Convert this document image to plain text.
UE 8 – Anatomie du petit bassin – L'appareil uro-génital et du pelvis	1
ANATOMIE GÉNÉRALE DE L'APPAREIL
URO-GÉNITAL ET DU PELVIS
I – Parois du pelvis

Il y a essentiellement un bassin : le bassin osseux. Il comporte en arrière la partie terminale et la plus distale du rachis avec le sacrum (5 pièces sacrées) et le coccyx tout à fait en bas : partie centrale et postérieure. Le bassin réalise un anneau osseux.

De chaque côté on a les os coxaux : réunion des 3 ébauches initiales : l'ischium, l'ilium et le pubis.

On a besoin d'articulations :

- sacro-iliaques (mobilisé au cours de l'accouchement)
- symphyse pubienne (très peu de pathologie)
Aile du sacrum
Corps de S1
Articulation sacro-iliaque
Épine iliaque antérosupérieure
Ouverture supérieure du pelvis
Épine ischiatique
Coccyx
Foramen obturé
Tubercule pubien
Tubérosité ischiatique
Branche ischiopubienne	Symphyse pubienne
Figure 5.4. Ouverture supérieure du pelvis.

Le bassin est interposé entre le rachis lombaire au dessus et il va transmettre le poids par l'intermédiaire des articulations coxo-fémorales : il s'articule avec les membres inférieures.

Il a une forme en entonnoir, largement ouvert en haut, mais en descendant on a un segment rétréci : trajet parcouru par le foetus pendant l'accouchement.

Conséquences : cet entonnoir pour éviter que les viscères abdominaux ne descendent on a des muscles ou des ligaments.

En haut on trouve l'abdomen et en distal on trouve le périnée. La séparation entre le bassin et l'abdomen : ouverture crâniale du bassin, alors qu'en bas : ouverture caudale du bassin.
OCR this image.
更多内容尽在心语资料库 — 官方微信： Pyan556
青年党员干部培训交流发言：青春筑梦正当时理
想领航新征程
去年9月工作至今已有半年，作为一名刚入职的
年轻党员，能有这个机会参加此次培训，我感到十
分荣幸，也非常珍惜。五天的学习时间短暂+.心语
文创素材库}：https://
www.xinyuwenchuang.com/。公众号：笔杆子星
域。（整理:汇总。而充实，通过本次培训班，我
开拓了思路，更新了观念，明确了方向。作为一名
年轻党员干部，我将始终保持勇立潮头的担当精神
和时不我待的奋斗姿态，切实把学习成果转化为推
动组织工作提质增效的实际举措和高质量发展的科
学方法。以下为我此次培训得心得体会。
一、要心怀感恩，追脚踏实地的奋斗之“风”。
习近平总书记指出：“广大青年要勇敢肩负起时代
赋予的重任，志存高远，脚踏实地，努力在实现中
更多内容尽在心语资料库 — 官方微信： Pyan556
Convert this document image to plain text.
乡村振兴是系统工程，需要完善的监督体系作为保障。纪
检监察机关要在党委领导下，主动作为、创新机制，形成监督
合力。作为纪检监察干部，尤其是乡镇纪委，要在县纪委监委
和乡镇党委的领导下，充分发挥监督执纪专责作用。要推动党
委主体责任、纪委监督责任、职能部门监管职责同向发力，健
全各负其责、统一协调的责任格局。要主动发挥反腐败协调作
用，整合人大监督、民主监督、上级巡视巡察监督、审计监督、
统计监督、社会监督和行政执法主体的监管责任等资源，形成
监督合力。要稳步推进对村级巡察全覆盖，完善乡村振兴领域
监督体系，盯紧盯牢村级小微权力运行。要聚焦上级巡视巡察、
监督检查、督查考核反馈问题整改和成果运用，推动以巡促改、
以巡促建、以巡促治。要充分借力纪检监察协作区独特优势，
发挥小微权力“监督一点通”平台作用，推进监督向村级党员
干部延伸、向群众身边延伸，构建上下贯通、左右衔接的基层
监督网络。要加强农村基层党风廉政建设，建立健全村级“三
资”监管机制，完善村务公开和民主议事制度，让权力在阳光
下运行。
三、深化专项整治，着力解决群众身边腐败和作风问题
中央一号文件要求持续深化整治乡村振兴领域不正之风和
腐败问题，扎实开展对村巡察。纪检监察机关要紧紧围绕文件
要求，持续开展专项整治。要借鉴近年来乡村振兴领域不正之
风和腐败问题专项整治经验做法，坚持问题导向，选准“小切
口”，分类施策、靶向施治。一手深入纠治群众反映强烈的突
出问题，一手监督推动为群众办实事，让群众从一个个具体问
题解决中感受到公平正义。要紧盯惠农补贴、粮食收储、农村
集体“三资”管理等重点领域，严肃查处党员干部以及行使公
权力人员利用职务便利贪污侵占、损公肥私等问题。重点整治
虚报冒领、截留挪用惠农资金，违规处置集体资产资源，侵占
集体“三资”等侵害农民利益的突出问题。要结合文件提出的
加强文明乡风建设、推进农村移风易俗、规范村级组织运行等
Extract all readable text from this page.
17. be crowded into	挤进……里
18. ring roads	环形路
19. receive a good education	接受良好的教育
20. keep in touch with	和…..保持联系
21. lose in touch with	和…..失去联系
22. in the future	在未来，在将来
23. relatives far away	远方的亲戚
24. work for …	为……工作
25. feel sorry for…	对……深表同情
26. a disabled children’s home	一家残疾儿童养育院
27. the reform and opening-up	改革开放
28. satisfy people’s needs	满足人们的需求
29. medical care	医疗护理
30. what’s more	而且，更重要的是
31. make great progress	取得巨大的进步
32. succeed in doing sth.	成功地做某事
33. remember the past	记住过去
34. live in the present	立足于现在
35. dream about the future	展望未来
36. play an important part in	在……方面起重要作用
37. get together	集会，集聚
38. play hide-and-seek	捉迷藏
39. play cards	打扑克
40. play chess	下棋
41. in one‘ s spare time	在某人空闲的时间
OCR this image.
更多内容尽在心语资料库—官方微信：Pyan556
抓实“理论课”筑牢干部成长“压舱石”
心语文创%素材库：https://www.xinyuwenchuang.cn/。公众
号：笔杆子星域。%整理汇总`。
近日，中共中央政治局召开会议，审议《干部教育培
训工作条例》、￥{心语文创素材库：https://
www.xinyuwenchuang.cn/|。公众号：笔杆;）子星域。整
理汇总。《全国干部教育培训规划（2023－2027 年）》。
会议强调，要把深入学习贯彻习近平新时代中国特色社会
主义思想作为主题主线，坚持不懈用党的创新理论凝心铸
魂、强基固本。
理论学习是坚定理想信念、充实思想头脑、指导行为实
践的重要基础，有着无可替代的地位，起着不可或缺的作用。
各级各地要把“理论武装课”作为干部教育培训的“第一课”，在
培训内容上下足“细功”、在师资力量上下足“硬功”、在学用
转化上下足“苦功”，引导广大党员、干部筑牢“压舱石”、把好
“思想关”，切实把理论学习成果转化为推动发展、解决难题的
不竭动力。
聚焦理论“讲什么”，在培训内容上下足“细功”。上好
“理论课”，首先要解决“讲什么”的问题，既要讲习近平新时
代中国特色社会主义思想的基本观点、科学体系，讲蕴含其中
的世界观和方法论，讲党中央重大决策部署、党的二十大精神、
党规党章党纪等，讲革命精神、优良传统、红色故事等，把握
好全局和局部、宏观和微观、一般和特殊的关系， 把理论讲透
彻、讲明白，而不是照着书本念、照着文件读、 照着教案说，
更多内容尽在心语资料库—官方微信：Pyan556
________________
Here, the records must be output exactly and in full.

Convert this document image to plain text.
UE 8 – Anatomie du petit bassin – L'appareil uro-génital et du pelvis	1
ANATOMIE GÉNÉRALE DE L'APPAREIL
URO-GÉNITAL ET DU PELVIS
I – Parois du pelvis

Il y a essentiellement un bassin : le bassin osseux. Il comporte en arrière la partie terminale et la plus distale du rachis avec le sacrum (5 pièces sacrées) et le coccyx tout à fait en bas : partie centrale et postérieure. Le bassin réalise un anneau osseux.

De chaque côté on a les os coxaux : réunion des 3 ébauches initiales : l'ischium, l'ilium et le pubis.

On a besoin d'articulations :

- sacro-iliaques (mobilisé au cours de l'accouchement)
- symphyse pubienne (très peu de pathologie)
Aile du sacrum
Corps de S1
Articulation sacro-iliaque
Épine iliaque antérosupérieure
Ouverture supérieure du pelvis
Épine ischiatique
Coccyx
Foramen obturé
Tubercule pubien
Tubérosité ischiatique
Branche ischiopubienne	Symphyse pubienne
Figure 5.4. Ouverture supérieure du pelvis.

Le bassin est interposé entre le rachis lombaire au dessus et il va transmettre le poids par l'intermédiaire des articulations coxo-fémorales : il s'articule avec les membres inférieures.

Il a une forme en entonnoir, largement ouvert en haut, mais en descendant on a un segment rétréci : trajet parcouru par le foetus pendant l'accouchement.

Conséquences : cet entonnoir pour éviter que les viscères abdominaux ne descendent on a des muscles ou des ligaments.

En haut on trouve l'abdomen et en distal on trouve le périnée. La séparation entre le bassin et l'abdomen : ouverture crâniale du bassin, alors qu'en bas : ouverture caudale du bassin.
OCR this image.
更多内容尽在心语资料库 — 官方微信： Pyan556
青年党员干部培训交流发言：青春筑梦正当时理
想领航新征程
去年9月工作至今已有半年，作为一名刚入职的
年轻党员，能有这个机会参加此次培训，我感到十
分荣幸，也非常珍惜。五天的学习时间短暂+.心语
文创素材库}：https://
www.xinyuwenchuang.com/。公众号：笔杆子星
域。（整理:汇总。而充实，通过本次培训班，我
开拓了思路，更新了观念，明确了方向。作为一名
年轻党员干部，我将始终保持勇立潮头的担当精神
和时不我待的奋斗姿态，切实把学习成果转化为推
动组织工作提质增效的实际举措和高质量发展的科
学方法。以下为我此次培训得心得体会。
一、要心怀感恩，追脚踏实地的奋斗之“风”。
习近平总书记指出：“广大青年要勇敢肩负起时代
赋予的重任，志存高远，脚踏实地，努力在实现中
更多内容尽在心语资料库 — 官方微信： Pyan556
Convert this document image to plain text.
乡村振兴是系统工程，需要完善的监督体系作为保障。纪
检监察机关要在党委领导下，主动作为、创新机制，形成监督
合力。作为纪检监察干部，尤其是乡镇纪委，要在县纪委监委
和乡镇党委的领导下，充分发挥监督执纪专责作用。要推动党
委主体责任、纪委监督责任、职能部门监管职责同向发力，健
全各负其责、统一协调的责任格局。要主动发挥反腐败协调作
用，整合人大监督、民主监督、上级巡视巡察监督、审计监督、
统计监督、社会监督和行政执法主体的监管责任等资源，形成
监督合力。要稳步推进对村级巡察全覆盖，完善乡村振兴领域
监督体系，盯紧盯牢村级小微权力运行。要聚焦上级巡视巡察、
监督检查、督查考核反馈问题整改和成果运用，推动以巡促改、
以巡促建、以巡促治。要充分借力纪检监察协作区独特优势，
发挥小微权力“监督一点通”平台作用，推进监督向村级党员
干部延伸、向群众身边延伸，构建上下贯通、左右衔接的基层
监督网络。要加强农村基层党风廉政建设，建立健全村级“三
资”监管机制，完善村务公开和民主议事制度，让权力在阳光
下运行。
三、深化专项整治，着力解决群众身边腐败和作风问题
中央一号文件要求持续深化整治乡村振兴领域不正之风和
腐败问题，扎实开展对村巡察。纪检监察机关要紧紧围绕文件
要求，持续开展专项整治。要借鉴近年来乡村振兴领域不正之
风和腐败问题专项整治经验做法，坚持问题导向，选准“小切
口”，分类施策、靶向施治。一手深入纠治群众反映强烈的突
出问题，一手监督推动为群众办实事，让群众从一个个具体问
题解决中感受到公平正义。要紧盯惠农补贴、粮食收储、农村
集体“三资”管理等重点领域，严肃查处党员干部以及行使公
权力人员利用职务便利贪污侵占、损公肥私等问题。重点整治
虚报冒领、截留挪用惠农资金，违规处置集体资产资源，侵占
集体“三资”等侵害农民利益的突出问题。要结合文件提出的
加强文明乡风建设、推进农村移风易俗、规范村级组织运行等
Extract all readable text from this page.
17. be crowded into	挤进……里
18. ring roads	环形路
19. receive a good education	接受良好的教育
20. keep in touch with	和…..保持联系
21. lose in touch with	和…..失去联系
22. in the future	在未来，在将来
23. relatives far away	远方的亲戚
24. work for …	为……工作
25. feel sorry for…	对……深表同情
26. a disabled children’s home	一家残疾儿童养育院
27. the reform and opening-up	改革开放
28. satisfy people’s needs	满足人们的需求
29. medical care	医疗护理
30. what’s more	而且，更重要的是
31. make great progress	取得巨大的进步
32. succeed in doing sth.	成功地做某事
33. remember the past	记住过去
34. live in the present	立足于现在
35. dream about the future	展望未来
36. play an important part in	在……方面起重要作用
37. get together	集会，集聚
38. play hide-and-seek	捉迷藏
39. play cards	打扑克
40. play chess	下棋
41. in one‘ s spare time	在某人空闲的时间
OCR this image.
更多内容尽在心语资料库—官方微信：Pyan556
抓实“理论课”筑牢干部成长“压舱石”
心语文创%素材库：https://www.xinyuwenchuang.cn/。公众
号：笔杆子星域。%整理汇总`。
近日，中共中央政治局召开会议，审议《干部教育培
训工作条例》、￥{心语文创素材库：https://
www.xinyuwenchuang.cn/|。公众号：笔杆;）子星域。整
理汇总。《全国干部教育培训规划（2023－2027 年）》。
会议强调，要把深入学习贯彻习近平新时代中国特色社会
主义思想作为主题主线，坚持不懈用党的创新理论凝心铸
魂、强基固本。
理论学习是坚定理想信念、充实思想头脑、指导行为实
践的重要基础，有着无可替代的地位，起着不可或缺的作用。
各级各地要把“理论武装课”作为干部教育培训的“第一课”，在
培训内容上下足“细功”、在师资力量上下足“硬功”、在学用
转化上下足“苦功”，引导广大党员、干部筑牢“压舱石”、把好
“思想关”，切实把理论学习成果转化为推动发展、解决难题的
不竭动力。
聚焦理论“讲什么”，在培训内容上下足“细功”。上好
“理论课”，首先要解决“讲什么”的问题，既要讲习近平新时
代中国特色社会主义思想的基本观点、科学体系，讲蕴含其中
的世界观和方法论，讲党中央重大决策部署、党的二十大精神、
党规党章党纪等，讲革命精神、优良传统、红色故事等，把握
好全局和局部、宏观和微观、一般和特殊的关系， 把理论讲透
彻、讲明白，而不是照着书本念、照着文件读、 照着教案说，
更多内容尽在心语资料库—官方微信：Pyan556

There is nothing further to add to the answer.